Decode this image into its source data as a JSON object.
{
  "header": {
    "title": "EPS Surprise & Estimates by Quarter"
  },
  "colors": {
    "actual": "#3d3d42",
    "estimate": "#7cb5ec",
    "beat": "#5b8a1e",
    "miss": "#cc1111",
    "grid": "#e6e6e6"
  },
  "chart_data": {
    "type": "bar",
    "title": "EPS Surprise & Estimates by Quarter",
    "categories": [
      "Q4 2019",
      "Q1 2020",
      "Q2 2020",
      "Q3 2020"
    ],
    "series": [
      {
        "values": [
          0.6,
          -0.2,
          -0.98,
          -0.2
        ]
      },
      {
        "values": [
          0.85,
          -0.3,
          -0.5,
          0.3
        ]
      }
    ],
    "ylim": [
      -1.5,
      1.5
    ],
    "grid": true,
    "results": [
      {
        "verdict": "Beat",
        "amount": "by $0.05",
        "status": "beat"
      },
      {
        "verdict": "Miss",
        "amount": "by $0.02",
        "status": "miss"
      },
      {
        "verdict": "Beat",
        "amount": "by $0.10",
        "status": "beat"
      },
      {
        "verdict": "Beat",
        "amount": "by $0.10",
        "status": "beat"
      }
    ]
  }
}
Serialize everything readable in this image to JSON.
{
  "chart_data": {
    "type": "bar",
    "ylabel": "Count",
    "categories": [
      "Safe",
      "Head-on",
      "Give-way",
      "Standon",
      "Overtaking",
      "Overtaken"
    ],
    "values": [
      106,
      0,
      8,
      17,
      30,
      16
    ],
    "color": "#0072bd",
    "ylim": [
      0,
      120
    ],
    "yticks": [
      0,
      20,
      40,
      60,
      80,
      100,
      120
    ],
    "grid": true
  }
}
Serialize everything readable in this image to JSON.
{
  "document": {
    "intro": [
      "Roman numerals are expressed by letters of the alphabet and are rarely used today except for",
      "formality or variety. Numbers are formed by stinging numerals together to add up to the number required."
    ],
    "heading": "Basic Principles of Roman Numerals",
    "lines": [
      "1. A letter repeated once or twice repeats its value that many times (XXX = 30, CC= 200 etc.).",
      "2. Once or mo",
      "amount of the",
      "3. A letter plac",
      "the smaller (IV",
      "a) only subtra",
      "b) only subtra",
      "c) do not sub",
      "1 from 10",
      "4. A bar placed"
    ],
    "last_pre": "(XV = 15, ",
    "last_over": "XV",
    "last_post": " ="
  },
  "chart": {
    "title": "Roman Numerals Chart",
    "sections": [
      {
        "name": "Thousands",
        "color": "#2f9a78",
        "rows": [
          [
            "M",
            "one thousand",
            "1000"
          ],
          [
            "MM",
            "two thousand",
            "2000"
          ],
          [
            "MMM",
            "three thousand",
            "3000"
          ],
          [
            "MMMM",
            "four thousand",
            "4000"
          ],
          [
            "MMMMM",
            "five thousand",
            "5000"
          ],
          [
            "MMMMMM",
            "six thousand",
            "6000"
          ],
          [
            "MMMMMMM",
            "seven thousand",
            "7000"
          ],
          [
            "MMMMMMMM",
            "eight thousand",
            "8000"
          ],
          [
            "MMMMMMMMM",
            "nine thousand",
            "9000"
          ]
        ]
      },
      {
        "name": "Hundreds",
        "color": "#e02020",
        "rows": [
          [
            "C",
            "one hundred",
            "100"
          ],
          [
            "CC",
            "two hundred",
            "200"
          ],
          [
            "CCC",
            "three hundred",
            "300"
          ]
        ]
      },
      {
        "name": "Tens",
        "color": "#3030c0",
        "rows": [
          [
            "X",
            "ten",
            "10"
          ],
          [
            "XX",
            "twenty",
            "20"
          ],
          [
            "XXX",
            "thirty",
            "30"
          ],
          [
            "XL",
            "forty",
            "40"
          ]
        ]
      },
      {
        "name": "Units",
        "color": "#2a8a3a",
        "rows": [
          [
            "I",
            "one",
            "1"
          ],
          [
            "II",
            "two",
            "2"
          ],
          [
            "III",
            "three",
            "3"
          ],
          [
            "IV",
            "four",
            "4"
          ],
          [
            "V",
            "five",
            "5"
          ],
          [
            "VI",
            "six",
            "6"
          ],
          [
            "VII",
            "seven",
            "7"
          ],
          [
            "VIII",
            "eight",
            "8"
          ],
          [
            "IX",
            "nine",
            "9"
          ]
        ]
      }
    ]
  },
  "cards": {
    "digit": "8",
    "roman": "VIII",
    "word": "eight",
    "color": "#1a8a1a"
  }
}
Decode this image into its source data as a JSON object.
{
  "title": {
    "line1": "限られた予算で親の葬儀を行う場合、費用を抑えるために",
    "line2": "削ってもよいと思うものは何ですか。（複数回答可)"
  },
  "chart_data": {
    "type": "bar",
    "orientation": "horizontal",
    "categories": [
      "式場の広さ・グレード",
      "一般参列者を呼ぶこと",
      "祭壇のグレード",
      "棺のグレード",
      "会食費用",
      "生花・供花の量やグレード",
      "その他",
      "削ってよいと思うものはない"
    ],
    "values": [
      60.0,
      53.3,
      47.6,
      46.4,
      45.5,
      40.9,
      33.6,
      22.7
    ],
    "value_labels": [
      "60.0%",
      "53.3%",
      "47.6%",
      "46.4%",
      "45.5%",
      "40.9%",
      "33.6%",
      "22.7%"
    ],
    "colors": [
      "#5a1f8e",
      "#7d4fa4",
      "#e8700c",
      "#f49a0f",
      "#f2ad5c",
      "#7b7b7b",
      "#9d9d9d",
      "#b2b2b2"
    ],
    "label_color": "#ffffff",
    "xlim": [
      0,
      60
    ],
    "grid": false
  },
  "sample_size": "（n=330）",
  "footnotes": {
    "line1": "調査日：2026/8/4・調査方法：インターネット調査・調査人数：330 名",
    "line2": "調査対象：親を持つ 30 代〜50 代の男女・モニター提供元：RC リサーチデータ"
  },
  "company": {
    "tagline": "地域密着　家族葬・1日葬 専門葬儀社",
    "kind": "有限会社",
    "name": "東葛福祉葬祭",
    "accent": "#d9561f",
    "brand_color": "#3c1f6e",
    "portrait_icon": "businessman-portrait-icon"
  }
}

####

Every line above should be printed again exactly as it stands.

▶ _Reply to the exercise_
Decode this image into its source data as a JSON object.
{
  "header": {
    "title": "EPS Surprise & Estimates by Quarter"
  },
  "colors": {
    "actual": "#3d3d42",
    "estimate": "#7cb5ec",
    "beat": "#5b8a1e",
    "miss": "#cc1111",
    "grid": "#e6e6e6"
  },
  "chart_data": {
    "type": "bar",
    "title": "EPS Surprise & Estimates by Quarter",
    "categories": [
      "Q4 2019",
      "Q1 2020",
      "Q2 2020",
      "Q3 2020"
    ],
    "series": [
      {
        "values": [
          0.6,
          -0.2,
          -0.98,
          -0.2
        ]
      },
      {
        "values": [
          0.85,
          -0.3,
          -0.5,
          0.3
        ]
      }
    ],
    "ylim": [
      -1.5,
      1.5
    ],
    "grid": true,
    "results": [
      {
        "verdict": "Beat",
        "amount": "by $0.05",
        "status": "beat"
      },
      {
        "verdict": "Miss",
        "amount": "by $0.02",
        "status": "miss"
      },
      {
        "verdict": "Beat",
        "amount": "by $0.10",
        "status": "beat"
      },
      {
        "verdict": "Beat",
        "amount": "by $0.10",
        "status": "beat"
      }
    ]
  }
}
Serialize everything readable in this image to JSON.
{
  "chart_data": {
    "type": "bar",
    "ylabel": "Count",
    "categories": [
      "Safe",
      "Head-on",
      "Give-way",
      "Standon",
      "Overtaking",
      "Overtaken"
    ],
    "values": [
      106,
      0,
      8,
      17,
      30,
      16
    ],
    "color": "#0072bd",
    "ylim": [
      0,
      120
    ],
    "yticks": [
      0,
      20,
      40,
      60,
      80,
      100,
      120
    ],
    "grid": true
  }
}
Serialize everything readable in this image to JSON.
{
  "document": {
    "intro": [
      "Roman numerals are expressed by letters of the alphabet and are rarely used today except for",
      "formality or variety. Numbers are formed by stinging numerals together to add up to the number required."
    ],
    "heading": "Basic Principles of Roman Numerals",
    "lines": [
      "1. A letter repeated once or twice repeats its value that many times (XXX = 30, CC= 200 etc.).",
      "2. Once or mo",
      "amount of the",
      "3. A letter plac",
      "the smaller (IV",
      "a) only subtra",
      "b) only subtra",
      "c) do not sub",
      "1 from 10",
      "4. A bar placed"
    ],
    "last_pre": "(XV = 15, ",
    "last_over": "XV",
    "last_post": " ="
  },
  "chart": {
    "title": "Roman Numerals Chart",
    "sections": [
      {
        "name": "Thousands",
        "color": "#2f9a78",
        "rows": [
          [
            "M",
            "one thousand",
            "1000"
          ],
          [
            "MM",
            "two thousand",
            "2000"
          ],
          [
            "MMM",
            "three thousand",
            "3000"
          ],
          [
            "MMMM",
            "four thousand",
            "4000"
          ],
          [
            "MMMMM",
            "five thousand",
            "5000"
          ],
          [
            "MMMMMM",
            "six thousand",
            "6000"
          ],
          [
            "MMMMMMM",
            "seven thousand",
            "7000"
          ],
          [
            "MMMMMMMM",
            "eight thousand",
            "8000"
          ],
          [
            "MMMMMMMMM",
            "nine thousand",
            "9000"
          ]
        ]
      },
      {
        "name": "Hundreds",
        "color": "#e02020",
        "rows": [
          [
            "C",
            "one hundred",
            "100"
          ],
          [
            "CC",
            "two hundred",
            "200"
          ],
          [
            "CCC",
            "three hundred",
            "300"
          ]
        ]
      },
      {
        "name": "Tens",
        "color": "#3030c0",
        "rows": [
          [
            "X",
            "ten",
            "10"
          ],
          [
            "XX",
            "twenty",
            "20"
          ],
          [
            "XXX",
            "thirty",
            "30"
          ],
          [
            "XL",
            "forty",
            "40"
          ]
        ]
      },
      {
        "name": "Units",
        "color": "#2a8a3a",
        "rows": [
          [
            "I",
            "one",
            "1"
          ],
          [
            "II",
            "two",
            "2"
          ],
          [
            "III",
            "three",
            "3"
          ],
          [
            "IV",
            "four",
            "4"
          ],
          [
            "V",
            "five",
            "5"
          ],
          [
            "VI",
            "six",
            "6"
          ],
          [
            "VII",
            "seven",
            "7"
          ],
          [
            "VIII",
            "eight",
            "8"
          ],
          [
            "IX",
            "nine",
            "9"
          ]
        ]
      }
    ]
  },
  "cards": {
    "digit": "8",
    "roman": "VIII",
    "word": "eight",
    "color": "#1a8a1a"
  }
}
Decode this image into its source data as a JSON object.
{
  "title": {
    "line1": "限られた予算で親の葬儀を行う場合、費用を抑えるために",
    "line2": "削ってもよいと思うものは何ですか。（複数回答可)"
  },
  "chart_data": {
    "type": "bar",
    "orientation": "horizontal",
    "categories": [
      "式場の広さ・グレード",
      "一般参列者を呼ぶこと",
      "祭壇のグレード",
      "棺のグレード",
      "会食費用",
      "生花・供花の量やグレード",
      "その他",
      "削ってよいと思うものはない"
    ],
    "values": [
      60.0,
      53.3,
      47.6,
      46.4,
      45.5,
      40.9,
      33.6,
      22.7
    ],
    "value_labels": [
      "60.0%",
      "53.3%",
      "47.6%",
      "46.4%",
      "45.5%",
      "40.9%",
      "33.6%",
      "22.7%"
    ],
    "colors": [
      "#5a1f8e",
      "#7d4fa4",
      "#e8700c",
      "#f49a0f",
      "#f2ad5c",
      "#7b7b7b",
      "#9d9d9d",
      "#b2b2b2"
    ],
    "label_color": "#ffffff",
    "xlim": [
      0,
      60
    ],
    "grid": false
  },
  "sample_size": "（n=330）",
  "footnotes": {
    "line1": "調査日：2026/8/4・調査方法：インターネット調査・調査人数：330 名",
    "line2": "調査対象：親を持つ 30 代〜50 代の男女・モニター提供元：RC リサーチデータ"
  },
  "company": {
    "tagline": "地域密着　家族葬・1日葬 専門葬儀社",
    "kind": "有限会社",
    "name": "東葛福祉葬祭",
    "accent": "#d9561f",
    "brand_color": "#3c1f6e",
    "portrait_icon": "businessman-portrait-icon"
  }
}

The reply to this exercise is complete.